* _Prompt_
Lines holding the string "сосе" are the ones to copy from this listing.

* _Data entries_
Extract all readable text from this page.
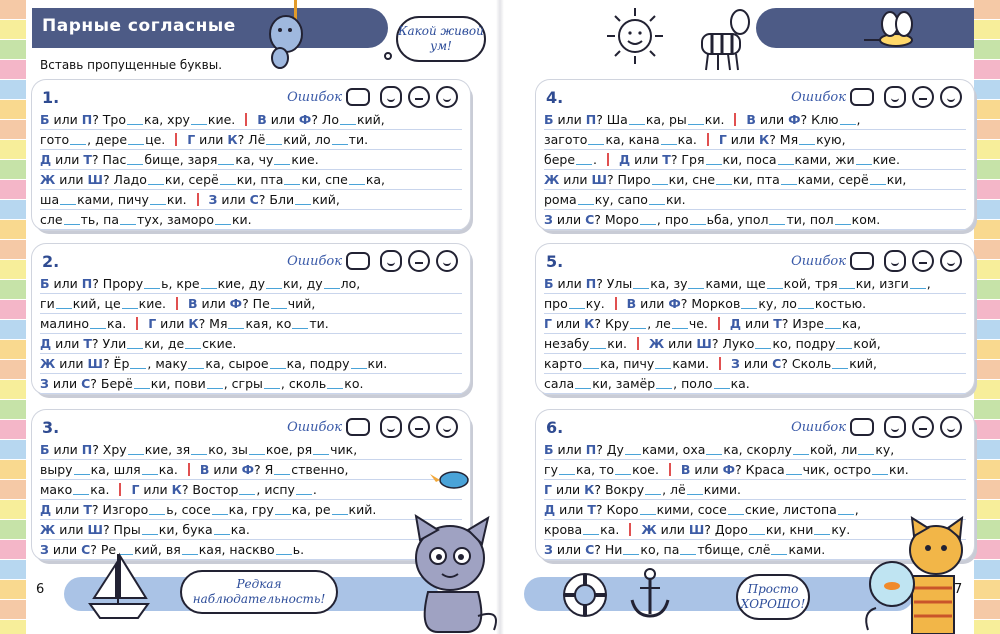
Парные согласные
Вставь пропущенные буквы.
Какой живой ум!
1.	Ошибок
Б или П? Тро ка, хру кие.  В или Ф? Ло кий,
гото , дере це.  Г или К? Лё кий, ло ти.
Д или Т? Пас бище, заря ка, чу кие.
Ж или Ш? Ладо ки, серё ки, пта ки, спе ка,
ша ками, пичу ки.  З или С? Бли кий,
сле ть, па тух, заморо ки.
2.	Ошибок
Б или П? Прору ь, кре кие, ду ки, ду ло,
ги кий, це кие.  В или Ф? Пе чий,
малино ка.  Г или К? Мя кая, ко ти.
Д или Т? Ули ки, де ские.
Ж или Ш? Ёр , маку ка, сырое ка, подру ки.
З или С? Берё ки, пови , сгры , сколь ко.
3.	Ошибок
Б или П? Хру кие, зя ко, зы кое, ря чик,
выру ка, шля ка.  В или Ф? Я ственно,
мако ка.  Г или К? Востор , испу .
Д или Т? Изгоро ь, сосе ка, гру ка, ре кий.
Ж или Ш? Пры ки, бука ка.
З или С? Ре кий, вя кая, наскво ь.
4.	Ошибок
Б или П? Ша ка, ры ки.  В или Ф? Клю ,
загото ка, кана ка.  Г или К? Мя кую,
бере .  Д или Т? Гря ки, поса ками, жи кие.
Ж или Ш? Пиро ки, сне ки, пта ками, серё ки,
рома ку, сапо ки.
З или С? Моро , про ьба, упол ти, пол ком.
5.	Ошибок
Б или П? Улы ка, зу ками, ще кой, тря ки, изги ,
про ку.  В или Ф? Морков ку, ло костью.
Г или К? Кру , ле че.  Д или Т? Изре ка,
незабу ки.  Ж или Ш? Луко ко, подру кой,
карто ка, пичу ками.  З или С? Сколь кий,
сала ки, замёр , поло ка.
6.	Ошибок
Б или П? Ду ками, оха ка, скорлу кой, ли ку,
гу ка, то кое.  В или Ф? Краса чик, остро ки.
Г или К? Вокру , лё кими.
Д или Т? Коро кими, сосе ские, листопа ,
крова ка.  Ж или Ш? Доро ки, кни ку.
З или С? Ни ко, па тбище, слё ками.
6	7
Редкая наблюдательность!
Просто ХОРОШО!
==
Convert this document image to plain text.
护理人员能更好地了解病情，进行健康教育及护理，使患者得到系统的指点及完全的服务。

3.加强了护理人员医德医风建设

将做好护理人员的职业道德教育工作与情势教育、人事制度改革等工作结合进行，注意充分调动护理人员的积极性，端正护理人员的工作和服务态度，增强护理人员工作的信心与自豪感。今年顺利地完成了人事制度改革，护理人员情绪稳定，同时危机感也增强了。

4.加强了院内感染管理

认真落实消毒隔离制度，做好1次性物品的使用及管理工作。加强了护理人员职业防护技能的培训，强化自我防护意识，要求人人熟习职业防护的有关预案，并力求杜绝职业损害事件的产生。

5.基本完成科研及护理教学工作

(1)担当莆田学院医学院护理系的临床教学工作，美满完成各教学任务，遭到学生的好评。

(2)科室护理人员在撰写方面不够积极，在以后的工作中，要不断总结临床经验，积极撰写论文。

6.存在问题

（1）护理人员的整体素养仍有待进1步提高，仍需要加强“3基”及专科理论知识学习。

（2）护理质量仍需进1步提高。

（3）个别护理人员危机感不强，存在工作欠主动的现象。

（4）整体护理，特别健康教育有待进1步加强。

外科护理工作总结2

* _Result_
Д или Т? Изгоро ь, сосе ка, гру ка, ре кий.
Д или Т? Коро кими, сосе ские, листопа ,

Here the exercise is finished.